Stored data entries
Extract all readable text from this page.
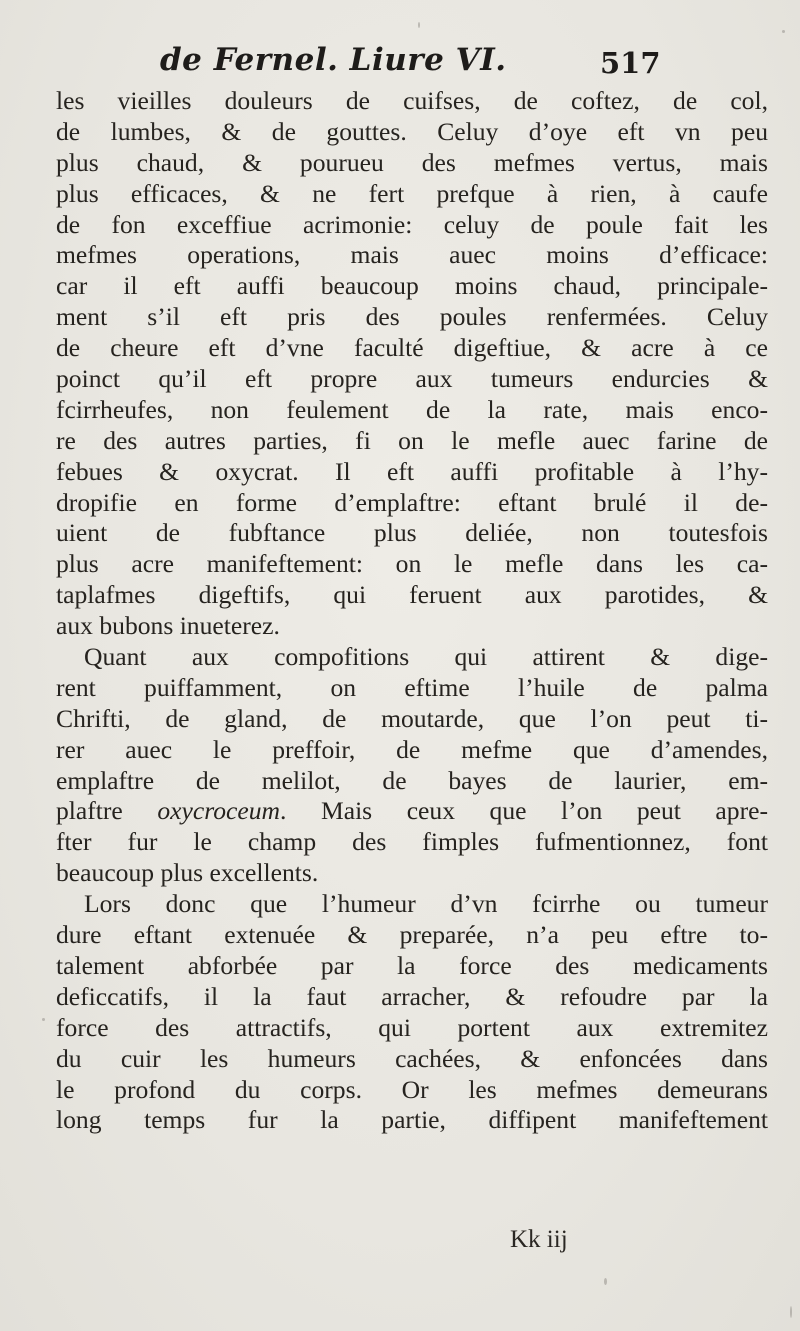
de Fernel. Liure VI.	517
les vieilles douleurs de cuifses, de coftez, de col,
de lumbes, & de gouttes. Celuy d’oye eft vn peu
plus chaud, & pourueu des mefmes vertus, mais
plus efficaces, & ne fert prefque à rien, à caufe
de fon exceffiue acrimonie: celuy de poule fait les
mefmes operations, mais auec moins d’efficace:
car il eft auffi beaucoup moins chaud, principale-
ment s’il eft pris des poules renfermées. Celuy
de cheure eft d’vne faculté digeftiue, & acre à ce
poinct qu’il eft propre aux tumeurs endurcies &
fcirrheufes, non feulement de la rate, mais enco-
re des autres parties, fi on le mefle auec farine de
febues & oxycrat. Il eft auffi profitable à l’hy-
dropifie en forme d’emplaftre: eftant brulé il de-
uient de fubftance plus deliée, non toutesfois
plus acre manifeftement: on le mefle dans les ca-
taplafmes digeftifs, qui feruent aux parotides, &
aux bubons inueterez.
Quant aux compofitions qui attirent & dige-
rent puiffamment, on eftime l’huile de palma
Chrifti, de gland, de moutarde, que l’on peut ti-
rer auec le preffoir, de mefme que d’amendes,
emplaftre de melilot, de bayes de laurier, em-
plaftre oxycroceum. Mais ceux que l’on peut apre-
fter fur le champ des fimples fufmentionnez, font
beaucoup plus excellents.
Lors donc que l’humeur d’vn fcirrhe ou tumeur
dure eftant extenuée & preparée, n’a peu eftre to-
talement abforbée par la force des medicaments
deficcatifs, il la faut arracher, & refoudre par la
force des attractifs, qui portent aux extremitez
du cuir les humeurs cachées, & enfoncées dans
le profond du corps. Or les mefmes demeurans
long temps fur la partie, diffipent manifeftement
Kk iij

*Directive:* Transcribe every record above exactly as written, leaving out any pictures.

*Written solution:*
Extract all readable text from this page.
de Fernel. Liure VI.	517
les vieilles douleurs de cuifses, de coftez, de col,
de lumbes, & de gouttes. Celuy d’oye eft vn peu
plus chaud, & pourueu des mefmes vertus, mais
plus efficaces, & ne fert prefque à rien, à caufe
de fon exceffiue acrimonie: celuy de poule fait les
mefmes operations, mais auec moins d’efficace:
car il eft auffi beaucoup moins chaud, principale-
ment s’il eft pris des poules renfermées. Celuy
de cheure eft d’vne faculté digeftiue, & acre à ce
poinct qu’il eft propre aux tumeurs endurcies &
fcirrheufes, non feulement de la rate, mais enco-
re des autres parties, fi on le mefle auec farine de
febues & oxycrat. Il eft auffi profitable à l’hy-
dropifie en forme d’emplaftre: eftant brulé il de-
uient de fubftance plus deliée, non toutesfois
plus acre manifeftement: on le mefle dans les ca-
taplafmes digeftifs, qui feruent aux parotides, &
aux bubons inueterez.
Quant aux compofitions qui attirent & dige-
rent puiffamment, on eftime l’huile de palma
Chrifti, de gland, de moutarde, que l’on peut ti-
rer auec le preffoir, de mefme que d’amendes,
emplaftre de melilot, de bayes de laurier, em-
plaftre oxycroceum. Mais ceux que l’on peut apre-
fter fur le champ des fimples fufmentionnez, font
beaucoup plus excellents.
Lors donc que l’humeur d’vn fcirrhe ou tumeur
dure eftant extenuée & preparée, n’a peu eftre to-
talement abforbée par la force des medicaments
deficcatifs, il la faut arracher, & refoudre par la
force des attractifs, qui portent aux extremitez
du cuir les humeurs cachées, & enfoncées dans
le profond du corps. Or les mefmes demeurans
long temps fur la partie, diffipent manifeftement
Kk iij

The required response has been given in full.